Instructions to follow: Search the material below for the word "dBFS" and copy every line in which it occurs.

(Records from a collection of figures)
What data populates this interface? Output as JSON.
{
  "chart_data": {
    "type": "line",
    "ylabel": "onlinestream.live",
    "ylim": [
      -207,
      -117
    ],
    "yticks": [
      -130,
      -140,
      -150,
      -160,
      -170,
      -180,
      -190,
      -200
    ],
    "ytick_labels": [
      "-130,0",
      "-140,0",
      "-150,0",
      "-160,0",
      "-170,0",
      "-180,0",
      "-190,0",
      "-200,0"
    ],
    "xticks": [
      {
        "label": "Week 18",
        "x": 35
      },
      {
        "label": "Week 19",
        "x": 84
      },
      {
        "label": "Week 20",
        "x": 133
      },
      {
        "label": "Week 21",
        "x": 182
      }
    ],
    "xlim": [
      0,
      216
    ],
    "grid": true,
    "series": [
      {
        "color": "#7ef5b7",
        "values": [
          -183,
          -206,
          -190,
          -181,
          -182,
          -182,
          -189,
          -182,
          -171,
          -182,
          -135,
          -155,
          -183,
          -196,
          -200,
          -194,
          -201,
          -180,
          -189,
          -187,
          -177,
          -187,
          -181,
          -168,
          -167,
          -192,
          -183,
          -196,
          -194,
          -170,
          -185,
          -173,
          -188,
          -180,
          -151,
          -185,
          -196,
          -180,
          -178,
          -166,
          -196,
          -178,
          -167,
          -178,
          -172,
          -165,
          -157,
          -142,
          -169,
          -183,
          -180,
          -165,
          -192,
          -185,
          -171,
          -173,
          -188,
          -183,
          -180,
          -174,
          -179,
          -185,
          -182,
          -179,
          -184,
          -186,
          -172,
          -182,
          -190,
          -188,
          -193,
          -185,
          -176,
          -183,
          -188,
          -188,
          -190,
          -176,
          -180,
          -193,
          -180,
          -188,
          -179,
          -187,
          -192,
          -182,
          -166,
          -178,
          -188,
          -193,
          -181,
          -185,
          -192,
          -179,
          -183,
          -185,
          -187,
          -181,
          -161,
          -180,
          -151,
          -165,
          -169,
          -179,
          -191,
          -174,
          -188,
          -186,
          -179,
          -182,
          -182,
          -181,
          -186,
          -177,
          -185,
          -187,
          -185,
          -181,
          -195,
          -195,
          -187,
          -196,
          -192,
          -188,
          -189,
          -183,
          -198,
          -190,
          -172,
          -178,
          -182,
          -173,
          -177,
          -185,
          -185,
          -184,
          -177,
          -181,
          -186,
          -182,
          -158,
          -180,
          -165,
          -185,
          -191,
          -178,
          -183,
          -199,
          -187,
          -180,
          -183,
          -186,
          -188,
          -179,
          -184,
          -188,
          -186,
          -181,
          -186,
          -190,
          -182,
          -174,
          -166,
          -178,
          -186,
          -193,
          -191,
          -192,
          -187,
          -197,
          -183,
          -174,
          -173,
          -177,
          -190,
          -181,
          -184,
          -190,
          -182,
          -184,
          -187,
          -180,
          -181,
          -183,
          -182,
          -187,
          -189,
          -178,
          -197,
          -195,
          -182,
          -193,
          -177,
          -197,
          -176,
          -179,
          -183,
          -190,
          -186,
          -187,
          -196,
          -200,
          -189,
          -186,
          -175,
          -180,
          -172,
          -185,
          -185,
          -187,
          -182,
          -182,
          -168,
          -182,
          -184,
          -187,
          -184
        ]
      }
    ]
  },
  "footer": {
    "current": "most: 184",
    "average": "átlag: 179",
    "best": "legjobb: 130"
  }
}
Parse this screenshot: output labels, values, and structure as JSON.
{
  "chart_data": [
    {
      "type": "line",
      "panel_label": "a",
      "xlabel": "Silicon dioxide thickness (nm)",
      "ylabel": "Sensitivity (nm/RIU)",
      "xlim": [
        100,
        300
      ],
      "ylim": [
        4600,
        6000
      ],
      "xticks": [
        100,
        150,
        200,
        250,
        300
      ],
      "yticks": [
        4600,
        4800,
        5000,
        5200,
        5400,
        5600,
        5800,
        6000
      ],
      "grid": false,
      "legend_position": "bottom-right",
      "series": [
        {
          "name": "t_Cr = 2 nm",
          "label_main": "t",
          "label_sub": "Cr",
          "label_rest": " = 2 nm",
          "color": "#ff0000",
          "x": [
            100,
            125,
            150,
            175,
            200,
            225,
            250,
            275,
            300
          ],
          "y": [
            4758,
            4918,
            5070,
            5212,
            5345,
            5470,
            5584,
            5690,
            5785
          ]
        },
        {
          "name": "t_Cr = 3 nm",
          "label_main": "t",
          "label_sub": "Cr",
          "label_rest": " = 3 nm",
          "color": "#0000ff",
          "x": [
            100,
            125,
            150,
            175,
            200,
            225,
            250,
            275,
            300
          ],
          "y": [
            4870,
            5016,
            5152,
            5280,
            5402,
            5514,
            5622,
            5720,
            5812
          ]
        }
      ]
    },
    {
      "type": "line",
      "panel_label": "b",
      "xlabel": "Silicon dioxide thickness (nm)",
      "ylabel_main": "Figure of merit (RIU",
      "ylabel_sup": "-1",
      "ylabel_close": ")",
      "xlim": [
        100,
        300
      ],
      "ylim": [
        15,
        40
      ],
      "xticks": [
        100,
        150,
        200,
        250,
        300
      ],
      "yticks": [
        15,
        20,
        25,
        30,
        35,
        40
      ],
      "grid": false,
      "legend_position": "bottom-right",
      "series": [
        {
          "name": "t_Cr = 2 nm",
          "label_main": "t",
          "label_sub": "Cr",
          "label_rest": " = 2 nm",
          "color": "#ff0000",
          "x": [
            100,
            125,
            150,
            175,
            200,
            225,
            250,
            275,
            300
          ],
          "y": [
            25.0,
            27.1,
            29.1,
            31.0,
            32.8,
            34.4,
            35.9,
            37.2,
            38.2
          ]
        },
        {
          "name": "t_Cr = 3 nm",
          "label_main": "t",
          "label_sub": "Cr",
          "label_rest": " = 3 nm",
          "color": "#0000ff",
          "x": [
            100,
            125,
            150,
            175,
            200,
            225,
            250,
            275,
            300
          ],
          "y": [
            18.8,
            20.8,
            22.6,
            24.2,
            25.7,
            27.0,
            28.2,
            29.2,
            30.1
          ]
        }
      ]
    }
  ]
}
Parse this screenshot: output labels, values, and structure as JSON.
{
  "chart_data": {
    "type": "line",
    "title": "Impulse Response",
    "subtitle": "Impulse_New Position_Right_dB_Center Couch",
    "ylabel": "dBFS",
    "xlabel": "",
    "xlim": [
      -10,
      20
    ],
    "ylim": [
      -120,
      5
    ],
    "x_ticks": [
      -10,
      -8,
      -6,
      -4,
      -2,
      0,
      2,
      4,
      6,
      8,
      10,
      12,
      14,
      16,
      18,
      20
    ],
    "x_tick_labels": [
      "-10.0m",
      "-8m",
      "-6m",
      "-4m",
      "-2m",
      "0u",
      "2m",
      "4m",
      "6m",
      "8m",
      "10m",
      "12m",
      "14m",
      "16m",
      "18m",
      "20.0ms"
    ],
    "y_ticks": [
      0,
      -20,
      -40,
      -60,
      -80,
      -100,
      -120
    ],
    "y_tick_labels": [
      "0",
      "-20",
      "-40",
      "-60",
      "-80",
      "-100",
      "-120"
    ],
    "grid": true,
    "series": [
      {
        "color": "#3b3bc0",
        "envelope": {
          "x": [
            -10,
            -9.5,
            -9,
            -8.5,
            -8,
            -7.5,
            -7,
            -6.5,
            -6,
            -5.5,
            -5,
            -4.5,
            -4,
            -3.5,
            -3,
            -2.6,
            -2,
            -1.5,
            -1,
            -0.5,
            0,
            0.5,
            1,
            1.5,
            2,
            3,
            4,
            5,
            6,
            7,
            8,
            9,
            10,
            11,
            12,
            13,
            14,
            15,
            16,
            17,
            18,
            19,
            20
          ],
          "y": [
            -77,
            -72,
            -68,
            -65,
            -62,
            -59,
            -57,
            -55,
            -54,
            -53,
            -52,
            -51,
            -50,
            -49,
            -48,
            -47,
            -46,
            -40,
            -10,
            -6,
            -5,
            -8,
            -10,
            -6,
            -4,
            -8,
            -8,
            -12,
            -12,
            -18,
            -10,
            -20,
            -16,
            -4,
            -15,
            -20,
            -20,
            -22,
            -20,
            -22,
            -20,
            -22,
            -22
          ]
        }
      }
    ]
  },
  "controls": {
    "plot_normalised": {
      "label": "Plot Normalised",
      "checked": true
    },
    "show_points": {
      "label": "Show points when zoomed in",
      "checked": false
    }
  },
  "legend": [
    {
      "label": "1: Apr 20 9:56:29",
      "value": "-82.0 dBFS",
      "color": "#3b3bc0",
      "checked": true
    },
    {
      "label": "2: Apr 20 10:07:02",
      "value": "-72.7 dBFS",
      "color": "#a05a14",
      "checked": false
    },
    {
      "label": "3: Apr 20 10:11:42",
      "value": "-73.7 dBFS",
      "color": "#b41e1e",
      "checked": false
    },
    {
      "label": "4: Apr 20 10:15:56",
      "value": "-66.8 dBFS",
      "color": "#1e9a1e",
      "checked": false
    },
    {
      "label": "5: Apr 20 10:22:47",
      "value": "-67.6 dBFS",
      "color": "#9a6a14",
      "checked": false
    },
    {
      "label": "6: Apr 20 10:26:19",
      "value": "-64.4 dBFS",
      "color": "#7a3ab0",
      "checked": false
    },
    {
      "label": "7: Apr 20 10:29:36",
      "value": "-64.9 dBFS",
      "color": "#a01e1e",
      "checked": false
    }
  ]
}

Correct response:
    "ylabel": "dBFS",
      "value": "-82.0 dBFS",
      "value": "-72.7 dBFS",
      "value": "-73.7 dBFS",
      "value": "-66.8 dBFS",
      "value": "-67.6 dBFS",
      "value": "-64.4 dBFS",
      "value": "-64.9 dBFS",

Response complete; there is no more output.